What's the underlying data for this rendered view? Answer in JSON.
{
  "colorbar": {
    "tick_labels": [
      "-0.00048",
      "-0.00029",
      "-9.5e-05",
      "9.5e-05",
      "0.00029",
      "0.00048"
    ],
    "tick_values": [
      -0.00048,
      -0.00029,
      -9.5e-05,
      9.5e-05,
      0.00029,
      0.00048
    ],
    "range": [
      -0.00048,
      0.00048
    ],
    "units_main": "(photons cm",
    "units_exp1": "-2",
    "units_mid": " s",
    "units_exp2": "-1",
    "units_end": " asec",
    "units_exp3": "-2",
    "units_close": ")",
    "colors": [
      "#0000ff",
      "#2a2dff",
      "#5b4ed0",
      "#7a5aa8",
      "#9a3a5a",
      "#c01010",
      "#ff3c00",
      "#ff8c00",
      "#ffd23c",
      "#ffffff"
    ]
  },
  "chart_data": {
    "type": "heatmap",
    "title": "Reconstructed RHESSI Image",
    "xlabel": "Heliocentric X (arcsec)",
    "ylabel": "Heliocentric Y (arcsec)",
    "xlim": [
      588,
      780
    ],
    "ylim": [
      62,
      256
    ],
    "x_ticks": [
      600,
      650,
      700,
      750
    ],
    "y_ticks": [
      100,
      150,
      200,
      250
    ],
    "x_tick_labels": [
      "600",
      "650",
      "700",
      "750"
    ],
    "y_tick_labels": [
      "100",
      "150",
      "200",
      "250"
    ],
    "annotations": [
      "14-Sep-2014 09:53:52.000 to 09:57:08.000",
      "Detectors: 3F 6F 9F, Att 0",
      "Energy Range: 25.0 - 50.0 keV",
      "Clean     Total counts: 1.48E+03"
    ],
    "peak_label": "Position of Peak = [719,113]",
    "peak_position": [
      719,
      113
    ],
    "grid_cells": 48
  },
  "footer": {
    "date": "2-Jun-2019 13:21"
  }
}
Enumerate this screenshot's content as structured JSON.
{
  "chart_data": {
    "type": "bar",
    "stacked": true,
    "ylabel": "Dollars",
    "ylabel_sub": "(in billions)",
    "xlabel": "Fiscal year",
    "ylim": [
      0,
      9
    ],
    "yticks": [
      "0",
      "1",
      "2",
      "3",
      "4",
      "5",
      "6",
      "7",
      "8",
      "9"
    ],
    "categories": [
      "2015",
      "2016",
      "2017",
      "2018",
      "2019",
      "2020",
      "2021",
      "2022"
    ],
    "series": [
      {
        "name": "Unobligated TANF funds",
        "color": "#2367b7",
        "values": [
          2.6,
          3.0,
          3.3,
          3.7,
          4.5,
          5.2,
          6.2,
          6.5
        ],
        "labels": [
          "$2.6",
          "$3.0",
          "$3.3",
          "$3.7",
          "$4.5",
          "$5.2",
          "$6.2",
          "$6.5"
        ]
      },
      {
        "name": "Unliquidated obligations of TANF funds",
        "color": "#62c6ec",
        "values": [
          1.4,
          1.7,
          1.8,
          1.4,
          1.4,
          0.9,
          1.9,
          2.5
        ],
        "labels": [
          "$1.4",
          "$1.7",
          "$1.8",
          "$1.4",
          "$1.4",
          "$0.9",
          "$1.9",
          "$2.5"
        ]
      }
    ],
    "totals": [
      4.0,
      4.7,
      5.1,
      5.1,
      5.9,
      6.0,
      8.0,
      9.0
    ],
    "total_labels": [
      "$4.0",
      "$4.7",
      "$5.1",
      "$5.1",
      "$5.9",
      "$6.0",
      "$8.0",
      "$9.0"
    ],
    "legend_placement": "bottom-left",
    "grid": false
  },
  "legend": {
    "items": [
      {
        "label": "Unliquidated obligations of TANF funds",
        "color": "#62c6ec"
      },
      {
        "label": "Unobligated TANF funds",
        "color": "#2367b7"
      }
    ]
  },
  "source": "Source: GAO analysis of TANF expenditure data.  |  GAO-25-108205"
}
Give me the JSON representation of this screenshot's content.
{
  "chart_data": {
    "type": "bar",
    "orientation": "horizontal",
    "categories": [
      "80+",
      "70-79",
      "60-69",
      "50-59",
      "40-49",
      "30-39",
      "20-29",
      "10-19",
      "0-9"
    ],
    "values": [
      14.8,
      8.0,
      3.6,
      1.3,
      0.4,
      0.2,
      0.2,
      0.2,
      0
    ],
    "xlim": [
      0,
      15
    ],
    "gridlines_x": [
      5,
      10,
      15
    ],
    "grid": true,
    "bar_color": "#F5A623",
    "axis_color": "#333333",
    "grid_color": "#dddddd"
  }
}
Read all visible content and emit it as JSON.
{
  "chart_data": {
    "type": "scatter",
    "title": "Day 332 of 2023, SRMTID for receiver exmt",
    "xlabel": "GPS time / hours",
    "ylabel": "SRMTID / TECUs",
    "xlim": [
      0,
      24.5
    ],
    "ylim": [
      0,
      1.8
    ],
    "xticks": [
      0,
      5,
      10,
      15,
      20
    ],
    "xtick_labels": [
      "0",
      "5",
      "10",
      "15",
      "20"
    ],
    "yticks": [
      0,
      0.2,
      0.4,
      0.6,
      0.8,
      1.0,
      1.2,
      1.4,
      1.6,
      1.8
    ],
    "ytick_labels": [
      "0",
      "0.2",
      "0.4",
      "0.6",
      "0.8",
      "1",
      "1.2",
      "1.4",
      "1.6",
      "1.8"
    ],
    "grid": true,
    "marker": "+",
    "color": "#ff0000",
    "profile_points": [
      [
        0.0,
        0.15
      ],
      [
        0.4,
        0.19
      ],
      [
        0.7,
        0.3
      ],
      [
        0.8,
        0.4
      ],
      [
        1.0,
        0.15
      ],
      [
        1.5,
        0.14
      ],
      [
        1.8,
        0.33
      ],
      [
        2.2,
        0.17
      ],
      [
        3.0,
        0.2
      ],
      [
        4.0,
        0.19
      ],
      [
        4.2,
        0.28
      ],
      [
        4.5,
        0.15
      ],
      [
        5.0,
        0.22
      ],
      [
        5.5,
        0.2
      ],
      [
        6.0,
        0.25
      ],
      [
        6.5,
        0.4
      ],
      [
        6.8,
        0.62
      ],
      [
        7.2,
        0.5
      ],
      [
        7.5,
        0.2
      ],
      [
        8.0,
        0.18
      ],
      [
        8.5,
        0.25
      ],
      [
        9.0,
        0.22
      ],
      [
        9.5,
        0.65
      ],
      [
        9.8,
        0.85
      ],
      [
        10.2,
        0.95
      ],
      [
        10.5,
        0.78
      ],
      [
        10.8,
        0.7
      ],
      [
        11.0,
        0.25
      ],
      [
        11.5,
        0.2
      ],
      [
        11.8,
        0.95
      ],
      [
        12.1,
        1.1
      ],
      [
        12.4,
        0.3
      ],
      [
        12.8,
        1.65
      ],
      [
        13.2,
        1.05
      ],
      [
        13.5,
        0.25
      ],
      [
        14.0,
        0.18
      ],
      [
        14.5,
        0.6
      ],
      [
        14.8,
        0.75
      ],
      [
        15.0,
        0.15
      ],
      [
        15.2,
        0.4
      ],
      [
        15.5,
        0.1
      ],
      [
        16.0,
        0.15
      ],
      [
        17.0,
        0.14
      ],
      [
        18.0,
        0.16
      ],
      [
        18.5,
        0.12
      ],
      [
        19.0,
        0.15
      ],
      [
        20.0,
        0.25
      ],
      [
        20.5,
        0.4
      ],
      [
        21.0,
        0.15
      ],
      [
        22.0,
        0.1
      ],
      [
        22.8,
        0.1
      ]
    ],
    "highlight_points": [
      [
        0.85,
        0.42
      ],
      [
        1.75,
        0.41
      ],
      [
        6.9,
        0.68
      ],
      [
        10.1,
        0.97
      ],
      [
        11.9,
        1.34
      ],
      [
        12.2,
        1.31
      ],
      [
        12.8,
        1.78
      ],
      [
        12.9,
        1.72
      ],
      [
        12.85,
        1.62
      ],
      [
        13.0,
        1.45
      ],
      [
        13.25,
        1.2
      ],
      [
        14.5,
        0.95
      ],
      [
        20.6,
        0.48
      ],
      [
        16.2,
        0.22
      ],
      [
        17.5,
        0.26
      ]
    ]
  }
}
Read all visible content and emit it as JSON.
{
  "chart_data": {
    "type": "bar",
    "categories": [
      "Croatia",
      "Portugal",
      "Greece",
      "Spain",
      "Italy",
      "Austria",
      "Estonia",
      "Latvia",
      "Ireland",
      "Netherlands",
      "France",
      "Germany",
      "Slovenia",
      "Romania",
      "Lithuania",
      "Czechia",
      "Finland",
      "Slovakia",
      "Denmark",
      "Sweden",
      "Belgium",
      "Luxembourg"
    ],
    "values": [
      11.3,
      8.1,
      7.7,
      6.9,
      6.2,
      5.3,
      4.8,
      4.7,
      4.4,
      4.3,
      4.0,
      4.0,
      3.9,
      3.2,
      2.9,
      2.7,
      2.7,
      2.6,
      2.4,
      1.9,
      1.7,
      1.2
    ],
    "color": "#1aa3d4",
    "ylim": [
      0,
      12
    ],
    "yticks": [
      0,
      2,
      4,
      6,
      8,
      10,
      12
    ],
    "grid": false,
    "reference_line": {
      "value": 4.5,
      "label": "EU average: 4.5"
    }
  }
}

----------------------------------------

**EXERCISE DIRECTIONS:** Return only the number of lines in the preceding records that contain the string "name".

**RESULT FOR THIS TASK:** 2